● **JOB A**
Output the stretch of the listing from its first line through the line containing "map-title-line-2: 9 to", both ends included, reproducing each line exactly.

═══ TEXT EXTRACT

Statistics Korea announced Wednesday that the number of newly hired people in 2014 showed the biggest surge since 2002. But that positive news doesn’t do a thing for the army of job seekers, particularly among our young people. A deeper look at the statistics provides more gloomy news than bright because it shows that the structure and quality of employment have worsened in the country.

The jobless rate of the younger generation between the ages of 15 and 29 was the highest in our modern history. Those who gave up on finding jobs also increased by a whopping 129 percent compared to a year earlier. If you add those who attend private academies after graduation to help find jobs or those who willingly delay graduation to avoid having to get a job, the number of young people who are basically unemployed skyrockets. The Korea Labor Institute, a government think tank, has come up with the analysis that the jobless rate among fresh college graduates - a key indicator for youth unemployment - hovers around 40 percent, an even higher figure than the government’s official jobless rate for the young.

One out of five newly hired person gets a job on a contract basis with less than a year of employment guaranteed. That suggests a stark new reality for the young generation. They will have to maintain unstable lives even after they start working, just like the painful existence of the protagonist in the popular TV drama “Misaeng” (An Incomplete Life). The share of people who got jobs on a contract basis nearly doubled from 11.2 percent in 2008.

The Park Geun-hye administration aims to achieve an overall employment rate of 70 percent. Taking the wave of retiring baby-boomers into account, the government needs to increase the number of jobs before anything else. But it must not concentrate on enlarging the number of jobs through slights of hand. The government must exert effort to explain the “inconvenient truth” of our current situation as well. Because large companies have faced a limit in their capacity to hire new people under a prolonged economic slowdown, the administration must do its best to increase jobs for our youth in startup businesses and small and midsize firms.

The government must also upgrade the quality of jobs for the young generation. Under the current labor structure, those who are hired on a contract basis have very serious difficulty transferring to full-time salaried jobs. Many of the young generation are struggling to survive because they can’t find jobs at all. If they lose hope, our economy has no future. The government must devise substantial measures way beyond the illusory magic of statistics.

══════

● **JOB B**
Return, word for word, the stretch of the passage on youth unemployment from "The government must also" through "magic of statistics.".

═══ RECORDS SUPPLIED

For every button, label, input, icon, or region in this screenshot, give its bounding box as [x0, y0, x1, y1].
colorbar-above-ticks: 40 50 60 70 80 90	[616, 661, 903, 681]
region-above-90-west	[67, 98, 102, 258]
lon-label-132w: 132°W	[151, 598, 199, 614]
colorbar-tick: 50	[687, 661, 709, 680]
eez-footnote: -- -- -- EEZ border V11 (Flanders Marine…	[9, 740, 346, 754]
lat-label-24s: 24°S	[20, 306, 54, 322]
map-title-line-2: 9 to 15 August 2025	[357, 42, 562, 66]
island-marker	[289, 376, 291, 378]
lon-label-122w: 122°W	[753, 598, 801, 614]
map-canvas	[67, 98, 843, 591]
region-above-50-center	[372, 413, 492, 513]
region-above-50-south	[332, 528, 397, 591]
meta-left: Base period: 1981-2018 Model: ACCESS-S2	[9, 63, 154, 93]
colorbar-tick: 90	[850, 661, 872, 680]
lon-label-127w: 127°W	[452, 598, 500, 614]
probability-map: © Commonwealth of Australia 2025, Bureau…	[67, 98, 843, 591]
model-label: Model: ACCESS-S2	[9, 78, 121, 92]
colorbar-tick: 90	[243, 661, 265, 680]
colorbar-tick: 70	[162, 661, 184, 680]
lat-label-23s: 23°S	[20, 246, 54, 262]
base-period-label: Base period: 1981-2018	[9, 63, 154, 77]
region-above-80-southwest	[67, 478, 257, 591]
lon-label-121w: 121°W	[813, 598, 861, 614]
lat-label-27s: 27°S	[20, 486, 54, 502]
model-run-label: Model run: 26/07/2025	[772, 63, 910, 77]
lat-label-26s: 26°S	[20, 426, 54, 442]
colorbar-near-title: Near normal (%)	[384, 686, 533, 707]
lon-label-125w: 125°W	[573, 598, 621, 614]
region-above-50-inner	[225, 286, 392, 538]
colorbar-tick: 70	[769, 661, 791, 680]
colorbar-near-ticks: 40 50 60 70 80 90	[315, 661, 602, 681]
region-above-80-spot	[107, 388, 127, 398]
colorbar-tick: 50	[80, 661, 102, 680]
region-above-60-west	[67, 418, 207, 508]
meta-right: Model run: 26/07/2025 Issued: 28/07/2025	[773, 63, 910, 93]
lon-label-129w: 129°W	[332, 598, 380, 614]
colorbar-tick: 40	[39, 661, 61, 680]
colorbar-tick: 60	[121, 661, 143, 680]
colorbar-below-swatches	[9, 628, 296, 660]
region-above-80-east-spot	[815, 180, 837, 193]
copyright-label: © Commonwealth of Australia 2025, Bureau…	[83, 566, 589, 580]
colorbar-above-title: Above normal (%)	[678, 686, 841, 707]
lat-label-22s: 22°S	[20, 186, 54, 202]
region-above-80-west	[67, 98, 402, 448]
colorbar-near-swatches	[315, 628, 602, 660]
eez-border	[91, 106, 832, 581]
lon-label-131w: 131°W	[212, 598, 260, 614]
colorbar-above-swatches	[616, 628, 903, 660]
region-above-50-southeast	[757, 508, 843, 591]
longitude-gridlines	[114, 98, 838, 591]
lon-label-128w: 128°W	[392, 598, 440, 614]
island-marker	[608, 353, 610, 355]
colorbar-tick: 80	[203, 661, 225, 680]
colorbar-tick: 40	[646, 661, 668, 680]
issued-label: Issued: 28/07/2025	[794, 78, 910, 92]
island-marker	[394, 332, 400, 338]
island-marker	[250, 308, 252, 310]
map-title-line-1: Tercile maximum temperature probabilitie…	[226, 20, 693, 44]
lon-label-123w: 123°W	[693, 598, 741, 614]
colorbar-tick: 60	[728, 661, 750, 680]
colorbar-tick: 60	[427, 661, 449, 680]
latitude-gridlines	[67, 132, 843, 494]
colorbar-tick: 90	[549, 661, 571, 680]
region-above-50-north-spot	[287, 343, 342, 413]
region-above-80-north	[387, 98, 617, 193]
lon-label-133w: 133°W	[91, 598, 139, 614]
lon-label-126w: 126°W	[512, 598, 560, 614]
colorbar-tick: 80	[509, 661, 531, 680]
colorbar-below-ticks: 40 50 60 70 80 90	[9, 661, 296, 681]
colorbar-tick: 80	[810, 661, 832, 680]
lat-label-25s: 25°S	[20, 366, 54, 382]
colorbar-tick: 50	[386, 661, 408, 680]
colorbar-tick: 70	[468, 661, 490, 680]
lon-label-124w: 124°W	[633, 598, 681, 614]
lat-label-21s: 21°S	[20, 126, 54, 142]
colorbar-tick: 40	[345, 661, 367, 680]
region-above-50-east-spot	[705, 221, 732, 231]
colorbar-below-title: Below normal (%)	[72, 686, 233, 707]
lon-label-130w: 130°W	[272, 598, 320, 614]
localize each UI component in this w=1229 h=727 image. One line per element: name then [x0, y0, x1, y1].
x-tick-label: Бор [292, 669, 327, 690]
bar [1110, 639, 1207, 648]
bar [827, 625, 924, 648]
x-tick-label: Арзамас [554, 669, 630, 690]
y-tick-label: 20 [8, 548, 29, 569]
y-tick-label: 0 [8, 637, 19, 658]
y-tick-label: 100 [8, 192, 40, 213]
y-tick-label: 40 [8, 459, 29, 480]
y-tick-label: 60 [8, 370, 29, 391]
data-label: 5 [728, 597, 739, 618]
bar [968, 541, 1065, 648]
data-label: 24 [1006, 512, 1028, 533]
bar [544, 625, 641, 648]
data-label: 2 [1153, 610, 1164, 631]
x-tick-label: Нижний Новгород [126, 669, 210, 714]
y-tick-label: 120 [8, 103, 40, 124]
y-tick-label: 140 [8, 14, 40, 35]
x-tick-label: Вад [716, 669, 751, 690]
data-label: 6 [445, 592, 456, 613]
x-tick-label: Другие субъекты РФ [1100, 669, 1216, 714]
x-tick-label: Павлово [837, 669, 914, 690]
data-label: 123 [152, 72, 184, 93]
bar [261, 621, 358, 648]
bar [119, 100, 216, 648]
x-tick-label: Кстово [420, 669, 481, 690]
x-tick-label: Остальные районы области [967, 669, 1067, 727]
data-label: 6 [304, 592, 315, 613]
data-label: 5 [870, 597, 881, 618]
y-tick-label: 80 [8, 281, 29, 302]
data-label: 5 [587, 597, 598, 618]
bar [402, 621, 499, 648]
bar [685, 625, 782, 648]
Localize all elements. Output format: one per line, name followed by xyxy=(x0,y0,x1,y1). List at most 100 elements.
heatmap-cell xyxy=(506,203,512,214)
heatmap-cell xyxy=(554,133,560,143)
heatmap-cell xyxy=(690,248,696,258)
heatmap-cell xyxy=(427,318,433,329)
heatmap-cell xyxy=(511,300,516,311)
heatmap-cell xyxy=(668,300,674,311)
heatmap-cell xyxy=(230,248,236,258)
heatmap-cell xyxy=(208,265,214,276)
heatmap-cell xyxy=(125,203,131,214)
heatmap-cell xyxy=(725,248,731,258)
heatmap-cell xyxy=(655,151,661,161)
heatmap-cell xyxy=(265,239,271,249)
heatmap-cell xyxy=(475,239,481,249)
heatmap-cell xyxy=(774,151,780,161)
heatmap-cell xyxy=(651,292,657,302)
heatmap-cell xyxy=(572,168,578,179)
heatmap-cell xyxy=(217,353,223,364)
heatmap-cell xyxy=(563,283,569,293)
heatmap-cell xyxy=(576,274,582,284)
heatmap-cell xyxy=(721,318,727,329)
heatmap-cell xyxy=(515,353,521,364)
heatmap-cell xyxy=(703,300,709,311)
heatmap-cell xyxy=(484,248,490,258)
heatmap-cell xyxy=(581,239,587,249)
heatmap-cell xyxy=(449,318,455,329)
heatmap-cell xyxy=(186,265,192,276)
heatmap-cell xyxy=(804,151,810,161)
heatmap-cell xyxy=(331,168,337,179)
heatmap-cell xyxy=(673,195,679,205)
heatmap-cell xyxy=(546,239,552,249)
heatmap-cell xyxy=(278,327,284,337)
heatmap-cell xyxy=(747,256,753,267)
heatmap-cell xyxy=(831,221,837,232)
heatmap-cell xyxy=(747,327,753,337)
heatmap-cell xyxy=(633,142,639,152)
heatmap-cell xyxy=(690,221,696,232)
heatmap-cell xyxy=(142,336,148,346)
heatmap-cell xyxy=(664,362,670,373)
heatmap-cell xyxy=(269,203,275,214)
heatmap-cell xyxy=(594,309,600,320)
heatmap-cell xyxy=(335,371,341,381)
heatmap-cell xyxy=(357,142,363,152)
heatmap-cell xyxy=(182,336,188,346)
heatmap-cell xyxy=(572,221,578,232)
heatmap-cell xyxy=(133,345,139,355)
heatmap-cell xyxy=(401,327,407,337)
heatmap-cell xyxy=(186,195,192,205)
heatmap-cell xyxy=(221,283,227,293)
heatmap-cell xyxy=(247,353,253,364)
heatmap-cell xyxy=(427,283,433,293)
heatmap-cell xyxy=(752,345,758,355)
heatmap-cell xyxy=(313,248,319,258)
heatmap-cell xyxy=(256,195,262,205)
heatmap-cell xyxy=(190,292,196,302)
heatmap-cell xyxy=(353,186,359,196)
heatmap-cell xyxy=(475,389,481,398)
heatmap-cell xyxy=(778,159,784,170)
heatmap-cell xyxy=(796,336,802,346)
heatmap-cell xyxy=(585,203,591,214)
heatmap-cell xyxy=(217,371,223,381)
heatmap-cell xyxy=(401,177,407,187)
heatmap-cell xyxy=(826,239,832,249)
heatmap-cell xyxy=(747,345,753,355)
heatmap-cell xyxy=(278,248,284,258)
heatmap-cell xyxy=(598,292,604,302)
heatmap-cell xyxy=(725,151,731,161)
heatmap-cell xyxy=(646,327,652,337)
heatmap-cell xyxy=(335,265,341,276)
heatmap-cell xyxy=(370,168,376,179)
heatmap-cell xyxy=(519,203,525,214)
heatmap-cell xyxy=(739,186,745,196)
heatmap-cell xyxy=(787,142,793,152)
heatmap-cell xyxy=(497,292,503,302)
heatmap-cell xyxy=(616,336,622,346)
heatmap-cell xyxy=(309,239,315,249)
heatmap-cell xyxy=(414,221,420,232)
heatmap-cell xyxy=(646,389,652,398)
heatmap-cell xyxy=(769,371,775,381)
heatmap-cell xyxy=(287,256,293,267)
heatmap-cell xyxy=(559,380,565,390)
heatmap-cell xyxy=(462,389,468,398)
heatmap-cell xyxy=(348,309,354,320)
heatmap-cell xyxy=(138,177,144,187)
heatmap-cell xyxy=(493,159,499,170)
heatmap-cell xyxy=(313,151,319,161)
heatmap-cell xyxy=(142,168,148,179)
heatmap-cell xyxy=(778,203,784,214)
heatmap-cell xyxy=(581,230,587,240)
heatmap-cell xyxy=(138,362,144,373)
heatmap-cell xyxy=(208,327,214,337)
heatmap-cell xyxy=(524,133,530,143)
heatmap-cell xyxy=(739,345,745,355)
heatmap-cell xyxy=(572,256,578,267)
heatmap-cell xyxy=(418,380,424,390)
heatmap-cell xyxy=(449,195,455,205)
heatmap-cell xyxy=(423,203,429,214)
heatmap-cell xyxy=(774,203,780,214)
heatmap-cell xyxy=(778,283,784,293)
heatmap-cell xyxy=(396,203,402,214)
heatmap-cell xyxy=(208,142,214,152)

══════

● **EXPECTED OUTPUT A**
For every button, label, input, icon, or region in this screenshot, give its bounding box as [x0, y0, x1, y1].
colorbar-above-ticks: 40 50 60 70 80 90	[616, 661, 903, 681]
region-above-90-west	[67, 98, 102, 258]
lon-label-132w: 132°W	[151, 598, 199, 614]
colorbar-tick: 50	[687, 661, 709, 680]
eez-footnote: -- -- -- EEZ border V11 (Flanders Marine…	[9, 740, 346, 754]
lat-label-24s: 24°S	[20, 306, 54, 322]
map-title-line-2: 9 to 15 August 2025	[357, 42, 562, 66]

● **EXPECTED OUTPUT B**
The government must also upgrade the quality of jobs for the young generation. Under the current labor structure, those who are hired on a contract basis have very serious difficulty transferring to full-time salaried jobs. Many of the young generation are struggling to survive because they can’t find jobs at all. If they lose hope, our economy has no future. The government must devise substantial measures way beyond the illusory magic of statistics.